Entries taken from a collection
---*---
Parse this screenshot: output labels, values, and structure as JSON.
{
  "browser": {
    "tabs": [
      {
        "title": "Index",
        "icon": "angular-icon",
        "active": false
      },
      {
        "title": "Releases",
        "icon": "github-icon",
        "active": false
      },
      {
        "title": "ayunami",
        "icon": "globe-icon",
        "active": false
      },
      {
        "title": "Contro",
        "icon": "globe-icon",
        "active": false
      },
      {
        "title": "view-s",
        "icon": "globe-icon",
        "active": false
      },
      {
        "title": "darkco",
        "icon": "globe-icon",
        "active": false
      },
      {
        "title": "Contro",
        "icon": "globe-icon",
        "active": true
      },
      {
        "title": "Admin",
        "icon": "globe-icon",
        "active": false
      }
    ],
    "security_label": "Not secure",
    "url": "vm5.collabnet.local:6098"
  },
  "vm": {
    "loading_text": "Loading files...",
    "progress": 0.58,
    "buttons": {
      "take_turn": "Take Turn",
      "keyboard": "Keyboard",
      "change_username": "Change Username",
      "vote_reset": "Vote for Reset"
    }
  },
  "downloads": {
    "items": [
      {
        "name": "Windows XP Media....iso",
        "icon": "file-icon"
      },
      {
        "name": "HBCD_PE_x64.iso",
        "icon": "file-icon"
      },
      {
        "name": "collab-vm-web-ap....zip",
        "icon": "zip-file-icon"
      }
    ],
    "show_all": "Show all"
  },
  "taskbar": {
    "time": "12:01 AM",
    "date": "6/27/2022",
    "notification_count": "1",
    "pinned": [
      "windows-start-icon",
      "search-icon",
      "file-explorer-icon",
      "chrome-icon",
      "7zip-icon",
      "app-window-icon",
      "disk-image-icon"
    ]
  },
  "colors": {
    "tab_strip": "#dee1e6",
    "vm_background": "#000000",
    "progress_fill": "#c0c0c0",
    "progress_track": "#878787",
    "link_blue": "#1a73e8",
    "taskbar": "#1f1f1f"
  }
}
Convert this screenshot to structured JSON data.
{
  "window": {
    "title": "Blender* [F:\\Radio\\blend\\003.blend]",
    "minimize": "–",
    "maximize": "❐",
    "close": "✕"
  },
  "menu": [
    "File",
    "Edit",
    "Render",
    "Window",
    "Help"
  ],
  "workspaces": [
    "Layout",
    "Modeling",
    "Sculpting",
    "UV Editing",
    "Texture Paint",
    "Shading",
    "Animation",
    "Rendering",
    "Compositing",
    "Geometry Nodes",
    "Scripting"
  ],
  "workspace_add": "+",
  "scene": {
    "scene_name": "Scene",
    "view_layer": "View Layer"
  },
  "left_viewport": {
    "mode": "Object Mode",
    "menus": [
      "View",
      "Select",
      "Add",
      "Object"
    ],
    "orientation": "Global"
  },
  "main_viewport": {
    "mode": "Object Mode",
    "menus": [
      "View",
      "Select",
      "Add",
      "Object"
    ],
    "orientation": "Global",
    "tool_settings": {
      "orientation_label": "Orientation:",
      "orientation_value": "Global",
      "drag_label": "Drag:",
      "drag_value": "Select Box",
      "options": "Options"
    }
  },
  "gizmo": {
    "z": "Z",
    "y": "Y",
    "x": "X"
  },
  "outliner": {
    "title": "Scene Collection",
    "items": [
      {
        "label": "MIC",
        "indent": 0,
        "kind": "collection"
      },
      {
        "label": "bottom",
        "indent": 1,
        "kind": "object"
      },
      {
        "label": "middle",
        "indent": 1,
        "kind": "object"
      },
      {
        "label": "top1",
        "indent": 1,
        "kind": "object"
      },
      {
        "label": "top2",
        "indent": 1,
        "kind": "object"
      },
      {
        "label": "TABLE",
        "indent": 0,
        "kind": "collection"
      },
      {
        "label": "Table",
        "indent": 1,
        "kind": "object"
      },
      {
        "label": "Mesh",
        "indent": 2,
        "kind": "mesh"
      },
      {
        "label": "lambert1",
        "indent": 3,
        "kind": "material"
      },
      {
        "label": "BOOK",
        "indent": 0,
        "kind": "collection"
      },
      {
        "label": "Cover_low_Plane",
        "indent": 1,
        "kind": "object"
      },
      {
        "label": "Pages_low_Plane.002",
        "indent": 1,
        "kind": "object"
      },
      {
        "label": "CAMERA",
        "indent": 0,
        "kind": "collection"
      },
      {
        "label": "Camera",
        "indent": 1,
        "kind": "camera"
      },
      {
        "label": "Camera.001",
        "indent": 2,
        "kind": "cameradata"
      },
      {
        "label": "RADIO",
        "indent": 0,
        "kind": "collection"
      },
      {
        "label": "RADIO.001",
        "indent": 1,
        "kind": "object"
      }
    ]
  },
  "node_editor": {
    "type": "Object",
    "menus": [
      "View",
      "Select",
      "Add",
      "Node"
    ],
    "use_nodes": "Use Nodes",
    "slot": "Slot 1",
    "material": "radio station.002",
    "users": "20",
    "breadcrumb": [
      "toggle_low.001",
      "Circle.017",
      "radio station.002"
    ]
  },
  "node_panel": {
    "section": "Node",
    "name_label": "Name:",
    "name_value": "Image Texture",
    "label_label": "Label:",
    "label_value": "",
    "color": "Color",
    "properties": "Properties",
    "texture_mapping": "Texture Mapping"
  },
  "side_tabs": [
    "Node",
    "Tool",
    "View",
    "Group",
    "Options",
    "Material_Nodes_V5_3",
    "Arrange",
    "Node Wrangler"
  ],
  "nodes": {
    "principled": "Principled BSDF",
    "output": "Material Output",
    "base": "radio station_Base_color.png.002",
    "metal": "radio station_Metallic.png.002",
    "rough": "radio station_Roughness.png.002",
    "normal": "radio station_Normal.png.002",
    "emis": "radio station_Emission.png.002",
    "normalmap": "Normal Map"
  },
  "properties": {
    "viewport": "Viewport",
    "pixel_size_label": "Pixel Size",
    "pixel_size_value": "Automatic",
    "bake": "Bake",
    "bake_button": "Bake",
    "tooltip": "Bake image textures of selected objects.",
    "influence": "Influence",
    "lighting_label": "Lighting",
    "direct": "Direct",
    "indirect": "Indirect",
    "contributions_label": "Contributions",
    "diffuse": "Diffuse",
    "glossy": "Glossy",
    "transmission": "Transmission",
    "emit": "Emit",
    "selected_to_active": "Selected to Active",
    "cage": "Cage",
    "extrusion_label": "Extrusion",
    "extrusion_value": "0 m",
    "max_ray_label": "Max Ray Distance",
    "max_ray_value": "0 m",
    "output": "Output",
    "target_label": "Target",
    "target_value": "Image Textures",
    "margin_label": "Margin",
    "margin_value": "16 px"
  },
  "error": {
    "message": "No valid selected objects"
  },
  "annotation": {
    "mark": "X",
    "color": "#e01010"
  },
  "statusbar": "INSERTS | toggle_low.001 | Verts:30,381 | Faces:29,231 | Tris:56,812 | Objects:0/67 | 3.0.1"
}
---*---
• What to produce: Go through the records above and set each one down exactly, please.

• Correct output:
Parse this screenshot: output labels, values, and structure as JSON.
{
  "browser": {
    "tabs": [
      {
        "title": "Index",
        "icon": "angular-icon",
        "active": false
      },
      {
        "title": "Releases",
        "icon": "github-icon",
        "active": false
      },
      {
        "title": "ayunami",
        "icon": "globe-icon",
        "active": false
      },
      {
        "title": "Contro",
        "icon": "globe-icon",
        "active": false
      },
      {
        "title": "view-s",
        "icon": "globe-icon",
        "active": false
      },
      {
        "title": "darkco",
        "icon": "globe-icon",
        "active": false
      },
      {
        "title": "Contro",
        "icon": "globe-icon",
        "active": true
      },
      {
        "title": "Admin",
        "icon": "globe-icon",
        "active": false
      }
    ],
    "security_label": "Not secure",
    "url": "vm5.collabnet.local:6098"
  },
  "vm": {
    "loading_text": "Loading files...",
    "progress": 0.58,
    "buttons": {
      "take_turn": "Take Turn",
      "keyboard": "Keyboard",
      "change_username": "Change Username",
      "vote_reset": "Vote for Reset"
    }
  },
  "downloads": {
    "items": [
      {
        "name": "Windows XP Media....iso",
        "icon": "file-icon"
      },
      {
        "name": "HBCD_PE_x64.iso",
        "icon": "file-icon"
      },
      {
        "name": "collab-vm-web-ap....zip",
        "icon": "zip-file-icon"
      }
    ],
    "show_all": "Show all"
  },
  "taskbar": {
    "time": "12:01 AM",
    "date": "6/27/2022",
    "notification_count": "1",
    "pinned": [
      "windows-start-icon",
      "search-icon",
      "file-explorer-icon",
      "chrome-icon",
      "7zip-icon",
      "app-window-icon",
      "disk-image-icon"
    ]
  },
  "colors": {
    "tab_strip": "#dee1e6",
    "vm_background": "#000000",
    "progress_fill": "#c0c0c0",
    "progress_track": "#878787",
    "link_blue": "#1a73e8",
    "taskbar": "#1f1f1f"
  }
}
Convert this screenshot to structured JSON data.
{
  "window": {
    "title": "Blender* [F:\\Radio\\blend\\003.blend]",
    "minimize": "–",
    "maximize": "❐",
    "close": "✕"
  },
  "menu": [
    "File",
    "Edit",
    "Render",
    "Window",
    "Help"
  ],
  "workspaces": [
    "Layout",
    "Modeling",
    "Sculpting",
    "UV Editing",
    "Texture Paint",
    "Shading",
    "Animation",
    "Rendering",
    "Compositing",
    "Geometry Nodes",
    "Scripting"
  ],
  "workspace_add": "+",
  "scene": {
    "scene_name": "Scene",
    "view_layer": "View Layer"
  },
  "left_viewport": {
    "mode": "Object Mode",
    "menus": [
      "View",
      "Select",
      "Add",
      "Object"
    ],
    "orientation": "Global"
  },
  "main_viewport": {
    "mode": "Object Mode",
    "menus": [
      "View",
      "Select",
      "Add",
      "Object"
    ],
    "orientation": "Global",
    "tool_settings": {
      "orientation_label": "Orientation:",
      "orientation_value": "Global",
      "drag_label": "Drag:",
      "drag_value": "Select Box",
      "options": "Options"
    }
  },
  "gizmo": {
    "z": "Z",
    "y": "Y",
    "x": "X"
  },
  "outliner": {
    "title": "Scene Collection",
    "items": [
      {
        "label": "MIC",
        "indent": 0,
        "kind": "collection"
      },
      {
        "label": "bottom",
        "indent": 1,
        "kind": "object"
      },
      {
        "label": "middle",
        "indent": 1,
        "kind": "object"
      },
      {
        "label": "top1",
        "indent": 1,
        "kind": "object"
      },
      {
        "label": "top2",
        "indent": 1,
        "kind": "object"
      },
      {
        "label": "TABLE",
        "indent": 0,
        "kind": "collection"
      },
      {
        "label": "Table",
        "indent": 1,
        "kind": "object"
      },
      {
        "label": "Mesh",
        "indent": 2,
        "kind": "mesh"
      },
      {
        "label": "lambert1",
        "indent": 3,
        "kind": "material"
      },
      {
        "label": "BOOK",
        "indent": 0,
        "kind": "collection"
      },
      {
        "label": "Cover_low_Plane",
        "indent": 1,
        "kind": "object"
      },
      {
        "label": "Pages_low_Plane.002",
        "indent": 1,
        "kind": "object"
      },
      {
        "label": "CAMERA",
        "indent": 0,
        "kind": "collection"
      },
      {
        "label": "Camera",
        "indent": 1,
        "kind": "camera"
      },
      {
        "label": "Camera.001",
        "indent": 2,
        "kind": "cameradata"
      },
      {
        "label": "RADIO",
        "indent": 0,
        "kind": "collection"
      },
      {
        "label": "RADIO.001",
        "indent": 1,
        "kind": "object"
      }
    ]
  },
  "node_editor": {
    "type": "Object",
    "menus": [
      "View",
      "Select",
      "Add",
      "Node"
    ],
    "use_nodes": "Use Nodes",
    "slot": "Slot 1",
    "material": "radio station.002",
    "users": "20",
    "breadcrumb": [
      "toggle_low.001",
      "Circle.017",
      "radio station.002"
    ]
  },
  "node_panel": {
    "section": "Node",
    "name_label": "Name:",
    "name_value": "Image Texture",
    "label_label": "Label:",
    "label_value": "",
    "color": "Color",
    "properties": "Properties",
    "texture_mapping": "Texture Mapping"
  },
  "side_tabs": [
    "Node",
    "Tool",
    "View",
    "Group",
    "Options",
    "Material_Nodes_V5_3",
    "Arrange",
    "Node Wrangler"
  ],
  "nodes": {
    "principled": "Principled BSDF",
    "output": "Material Output",
    "base": "radio station_Base_color.png.002",
    "metal": "radio station_Metallic.png.002",
    "rough": "radio station_Roughness.png.002",
    "normal": "radio station_Normal.png.002",
    "emis": "radio station_Emission.png.002",
    "normalmap": "Normal Map"
  },
  "properties": {
    "viewport": "Viewport",
    "pixel_size_label": "Pixel Size",
    "pixel_size_value": "Automatic",
    "bake": "Bake",
    "bake_button": "Bake",
    "tooltip": "Bake image textures of selected objects.",
    "influence": "Influence",
    "lighting_label": "Lighting",
    "direct": "Direct",
    "indirect": "Indirect",
    "contributions_label": "Contributions",
    "diffuse": "Diffuse",
    "glossy": "Glossy",
    "transmission": "Transmission",
    "emit": "Emit",
    "selected_to_active": "Selected to Active",
    "cage": "Cage",
    "extrusion_label": "Extrusion",
    "extrusion_value": "0 m",
    "max_ray_label": "Max Ray Distance",
    "max_ray_value": "0 m",
    "output": "Output",
    "target_label": "Target",
    "target_value": "Image Textures",
    "margin_label": "Margin",
    "margin_value": "16 px"
  },
  "error": {
    "message": "No valid selected objects"
  },
  "annotation": {
    "mark": "X",
    "color": "#e01010"
  },
  "statusbar": "INSERTS | toggle_low.001 | Verts:30,381 | Faces:29,231 | Tris:56,812 | Objects:0/67 | 3.0.1"
}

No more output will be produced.